-------- DATA IN THIS EXERCISE --------

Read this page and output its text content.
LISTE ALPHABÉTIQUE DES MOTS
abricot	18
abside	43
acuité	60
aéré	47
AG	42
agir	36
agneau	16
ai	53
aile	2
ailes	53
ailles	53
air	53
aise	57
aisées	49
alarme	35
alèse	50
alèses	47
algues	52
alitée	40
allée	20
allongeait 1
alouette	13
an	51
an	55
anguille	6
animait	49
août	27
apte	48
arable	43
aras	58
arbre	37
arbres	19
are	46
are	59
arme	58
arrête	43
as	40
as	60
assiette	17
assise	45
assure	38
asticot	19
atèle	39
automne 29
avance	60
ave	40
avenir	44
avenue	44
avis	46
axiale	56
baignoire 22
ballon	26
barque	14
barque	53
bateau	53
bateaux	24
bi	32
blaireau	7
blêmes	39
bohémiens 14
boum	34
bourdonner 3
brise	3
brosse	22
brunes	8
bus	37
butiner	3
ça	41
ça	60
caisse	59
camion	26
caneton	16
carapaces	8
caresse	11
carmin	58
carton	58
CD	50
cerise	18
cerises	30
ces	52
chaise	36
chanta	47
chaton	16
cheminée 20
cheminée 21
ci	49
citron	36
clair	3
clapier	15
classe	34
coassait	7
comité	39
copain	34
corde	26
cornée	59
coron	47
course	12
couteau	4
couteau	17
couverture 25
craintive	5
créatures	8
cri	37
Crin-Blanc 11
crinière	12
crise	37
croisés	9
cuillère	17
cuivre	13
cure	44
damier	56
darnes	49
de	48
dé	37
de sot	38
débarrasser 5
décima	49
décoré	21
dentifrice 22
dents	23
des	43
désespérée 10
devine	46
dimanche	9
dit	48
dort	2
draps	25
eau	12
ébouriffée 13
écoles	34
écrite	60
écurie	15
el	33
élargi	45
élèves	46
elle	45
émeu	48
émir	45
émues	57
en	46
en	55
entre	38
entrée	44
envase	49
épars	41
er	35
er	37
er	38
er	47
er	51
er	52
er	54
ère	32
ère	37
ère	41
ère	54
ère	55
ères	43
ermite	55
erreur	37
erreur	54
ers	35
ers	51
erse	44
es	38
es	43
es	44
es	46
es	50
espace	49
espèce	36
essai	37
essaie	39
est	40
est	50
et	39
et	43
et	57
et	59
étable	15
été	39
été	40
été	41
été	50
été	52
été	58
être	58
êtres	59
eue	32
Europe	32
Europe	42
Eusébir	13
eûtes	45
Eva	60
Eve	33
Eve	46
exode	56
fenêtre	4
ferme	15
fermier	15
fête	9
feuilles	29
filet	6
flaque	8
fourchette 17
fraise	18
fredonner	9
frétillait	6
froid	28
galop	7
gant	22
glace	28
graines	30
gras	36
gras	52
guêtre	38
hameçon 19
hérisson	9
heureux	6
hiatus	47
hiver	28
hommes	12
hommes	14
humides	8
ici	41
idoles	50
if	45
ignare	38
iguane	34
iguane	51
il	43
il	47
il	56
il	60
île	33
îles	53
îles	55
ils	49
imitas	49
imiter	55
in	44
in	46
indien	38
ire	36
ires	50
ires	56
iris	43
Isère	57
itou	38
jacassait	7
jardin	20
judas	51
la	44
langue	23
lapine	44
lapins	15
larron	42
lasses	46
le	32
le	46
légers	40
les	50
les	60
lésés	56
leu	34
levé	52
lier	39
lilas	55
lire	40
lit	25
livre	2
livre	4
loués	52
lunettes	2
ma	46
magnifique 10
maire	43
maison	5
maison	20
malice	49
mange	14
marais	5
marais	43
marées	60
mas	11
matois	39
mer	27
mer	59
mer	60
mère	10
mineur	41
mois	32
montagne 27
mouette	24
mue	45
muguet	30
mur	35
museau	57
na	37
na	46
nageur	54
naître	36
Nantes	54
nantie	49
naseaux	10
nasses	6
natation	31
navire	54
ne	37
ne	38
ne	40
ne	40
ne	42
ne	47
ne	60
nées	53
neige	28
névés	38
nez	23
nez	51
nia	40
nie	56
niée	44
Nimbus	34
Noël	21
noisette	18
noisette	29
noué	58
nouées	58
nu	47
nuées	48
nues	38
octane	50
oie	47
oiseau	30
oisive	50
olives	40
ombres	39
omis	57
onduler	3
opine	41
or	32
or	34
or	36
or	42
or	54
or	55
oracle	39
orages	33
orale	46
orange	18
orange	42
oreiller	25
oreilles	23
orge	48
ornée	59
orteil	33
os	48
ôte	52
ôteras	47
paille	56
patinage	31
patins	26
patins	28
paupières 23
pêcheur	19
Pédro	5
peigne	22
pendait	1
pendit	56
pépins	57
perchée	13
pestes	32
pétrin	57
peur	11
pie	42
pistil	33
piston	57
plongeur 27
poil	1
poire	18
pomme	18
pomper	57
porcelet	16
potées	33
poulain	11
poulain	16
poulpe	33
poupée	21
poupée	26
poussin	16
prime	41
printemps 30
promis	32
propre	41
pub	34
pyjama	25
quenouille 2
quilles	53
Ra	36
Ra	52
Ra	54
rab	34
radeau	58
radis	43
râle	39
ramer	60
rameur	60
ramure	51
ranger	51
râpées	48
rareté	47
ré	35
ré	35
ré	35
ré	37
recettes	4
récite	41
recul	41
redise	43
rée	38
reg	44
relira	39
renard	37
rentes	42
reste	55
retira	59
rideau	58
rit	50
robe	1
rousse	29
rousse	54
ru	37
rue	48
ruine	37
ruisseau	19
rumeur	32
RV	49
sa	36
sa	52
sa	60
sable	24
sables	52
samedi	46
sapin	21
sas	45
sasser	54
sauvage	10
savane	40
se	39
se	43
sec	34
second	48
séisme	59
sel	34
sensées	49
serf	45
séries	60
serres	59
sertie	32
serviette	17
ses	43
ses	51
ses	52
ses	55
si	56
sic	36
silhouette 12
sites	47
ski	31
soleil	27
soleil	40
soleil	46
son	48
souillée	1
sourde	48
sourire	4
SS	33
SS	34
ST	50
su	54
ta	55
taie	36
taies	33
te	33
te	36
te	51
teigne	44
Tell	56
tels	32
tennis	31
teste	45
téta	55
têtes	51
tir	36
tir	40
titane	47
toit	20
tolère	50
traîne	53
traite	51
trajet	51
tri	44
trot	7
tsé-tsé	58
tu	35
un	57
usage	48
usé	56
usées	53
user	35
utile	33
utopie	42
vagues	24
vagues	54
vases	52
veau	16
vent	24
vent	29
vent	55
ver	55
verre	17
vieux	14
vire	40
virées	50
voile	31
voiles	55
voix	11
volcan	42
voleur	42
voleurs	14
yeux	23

--------

EXERCISE DIRECTIONS.
Every entry above should be retyped exactly as shown.

RESULT FOR THIS EXERCISE.
Read this page and output its text content.
LISTE ALPHABÉTIQUE DES MOTS
abricot	18
abside	43
acuité	60
aéré	47
AG	42
agir	36
agneau	16
ai	53
aile	2
ailes	53
ailles	53
air	53
aise	57
aisées	49
alarme	35
alèse	50
alèses	47
algues	52
alitée	40
allée	20
allongeait 1
alouette	13
an	51
an	55
anguille	6
animait	49
août	27
apte	48
arable	43
aras	58
arbre	37
arbres	19
are	46
are	59
arme	58
arrête	43
as	40
as	60
assiette	17
assise	45
assure	38
asticot	19
atèle	39
automne 29
avance	60
ave	40
avenir	44
avenue	44
avis	46
axiale	56
baignoire 22
ballon	26
barque	14
barque	53
bateau	53
bateaux	24
bi	32
blaireau	7
blêmes	39
bohémiens 14
boum	34
bourdonner 3
brise	3
brosse	22
brunes	8
bus	37
butiner	3
ça	41
ça	60
caisse	59
camion	26
caneton	16
carapaces	8
caresse	11
carmin	58
carton	58
CD	50
cerise	18
cerises	30
ces	52
chaise	36
chanta	47
chaton	16
cheminée 20
cheminée 21
ci	49
citron	36
clair	3
clapier	15
classe	34
coassait	7
comité	39
copain	34
corde	26
cornée	59
coron	47
course	12
couteau	4
couteau	17
couverture 25
craintive	5
créatures	8
cri	37
Crin-Blanc 11
crinière	12
crise	37
croisés	9
cuillère	17
cuivre	13
cure	44
damier	56
darnes	49
de	48
dé	37
de sot	38
débarrasser 5
décima	49
décoré	21
dentifrice 22
dents	23
des	43
désespérée 10
devine	46
dimanche	9
dit	48
dort	2
draps	25
eau	12
ébouriffée 13
écoles	34
écrite	60
écurie	15
el	33
élargi	45
élèves	46
elle	45
émeu	48
émir	45
émues	57
en	46
en	55
entre	38
entrée	44
envase	49
épars	41
er	35
er	37
er	38
er	47
er	51
er	52
er	54
ère	32
ère	37
ère	41
ère	54
ère	55
ères	43
ermite	55
erreur	37
erreur	54
ers	35
ers	51
erse	44
es	38
es	43
es	44
es	46
es	50
espace	49
espèce	36
essai	37
essaie	39
est	40
est	50
et	39
et	43
et	57
et	59
étable	15
été	39
été	40
été	41
été	50
été	52
été	58
être	58
êtres	59
eue	32
Europe	32
Europe	42
Eusébir	13
eûtes	45
Eva	60
Eve	33
Eve	46
exode	56
fenêtre	4
ferme	15
fermier	15
fête	9
feuilles	29
filet	6
flaque	8
fourchette 17
fraise	18
fredonner	9
frétillait	6
froid	28
galop	7
gant	22
glace	28
graines	30
gras	36
gras	52
guêtre	38
hameçon 19
hérisson	9
heureux	6
hiatus	47
hiver	28
hommes	12
hommes	14
humides	8
ici	41
idoles	50
if	45
ignare	38
iguane	34
iguane	51
il	43
il	47
il	56
il	60
île	33
îles	53
îles	55
ils	49
imitas	49
imiter	55
in	44
in	46
indien	38
ire	36
ires	50
ires	56
iris	43
Isère	57
itou	38
jacassait	7
jardin	20
judas	51
la	44
langue	23
lapine	44
lapins	15
larron	42
lasses	46
le	32
le	46
légers	40
les	50
les	60
lésés	56
leu	34
levé	52
lier	39
lilas	55
lire	40
lit	25
livre	2
livre	4
loués	52
lunettes	2
ma	46
magnifique 10
maire	43
maison	5
maison	20
malice	49
mange	14
marais	5
marais	43
marées	60
mas	11
matois	39
mer	27
mer	59
mer	60
mère	10
mineur	41
mois	32
montagne 27
mouette	24
mue	45
muguet	30
mur	35
museau	57
na	37
na	46
nageur	54
naître	36
Nantes	54
nantie	49
naseaux	10
nasses	6
natation	31
navire	54
ne	37
ne	38
ne	40
ne	40
ne	42
ne	47
ne	60
nées	53
neige	28
névés	38
nez	23
nez	51
nia	40
nie	56
niée	44
Nimbus	34
Noël	21
noisette	18
noisette	29
noué	58
nouées	58
nu	47
nuées	48
nues	38
octane	50
oie	47
oiseau	30
oisive	50
olives	40
ombres	39
omis	57
onduler	3
opine	41
or	32
or	34
or	36
or	42
or	54
or	55
oracle	39
orages	33
orale	46
orange	18
orange	42
oreiller	25
oreilles	23
orge	48
ornée	59
orteil	33
os	48
ôte	52
ôteras	47
paille	56
patinage	31
patins	26
patins	28
paupières 23
pêcheur	19
Pédro	5
peigne	22
pendait	1
pendit	56
pépins	57
perchée	13
pestes	32
pétrin	57
peur	11
pie	42
pistil	33
piston	57
plongeur 27
poil	1
poire	18
pomme	18
pomper	57
porcelet	16
potées	33
poulain	11
poulain	16
poulpe	33
poupée	21
poupée	26
poussin	16
prime	41
printemps 30
promis	32
propre	41
pub	34
pyjama	25
quenouille 2
quilles	53
Ra	36
Ra	52
Ra	54
rab	34
radeau	58
radis	43
râle	39
ramer	60
rameur	60
ramure	51
ranger	51
râpées	48
rareté	47
ré	35
ré	35
ré	35
ré	37
recettes	4
récite	41
recul	41
redise	43
rée	38
reg	44
relira	39
renard	37
rentes	42
reste	55
retira	59
rideau	58
rit	50
robe	1
rousse	29
rousse	54
ru	37
rue	48
ruine	37
ruisseau	19
rumeur	32
RV	49
sa	36
sa	52
sa	60
sable	24
sables	52
samedi	46
sapin	21
sas	45
sasser	54
sauvage	10
savane	40
se	39
se	43
sec	34
second	48
séisme	59
sel	34
sensées	49
serf	45
séries	60
serres	59
sertie	32
serviette	17
ses	43
ses	51
ses	52
ses	55
si	56
sic	36
silhouette 12
sites	47
ski	31
soleil	27
soleil	40
soleil	46
son	48
souillée	1
sourde	48
sourire	4
SS	33
SS	34
ST	50
su	54
ta	55
taie	36
taies	33
te	33
te	36
te	51
teigne	44
Tell	56
tels	32
tennis	31
teste	45
téta	55
têtes	51
tir	36
tir	40
titane	47
toit	20
tolère	50
traîne	53
traite	51
trajet	51
tri	44
trot	7
tsé-tsé	58
tu	35
un	57
usage	48
usé	56
usées	53
user	35
utile	33
utopie	42
vagues	24
vagues	54
vases	52
veau	16
vent	24
vent	29
vent	55
ver	55
verre	17
vieux	14
vire	40
virées	50
voile	31
voiles	55
voix	11
volcan	42
voleur	42
voleurs	14
yeux	23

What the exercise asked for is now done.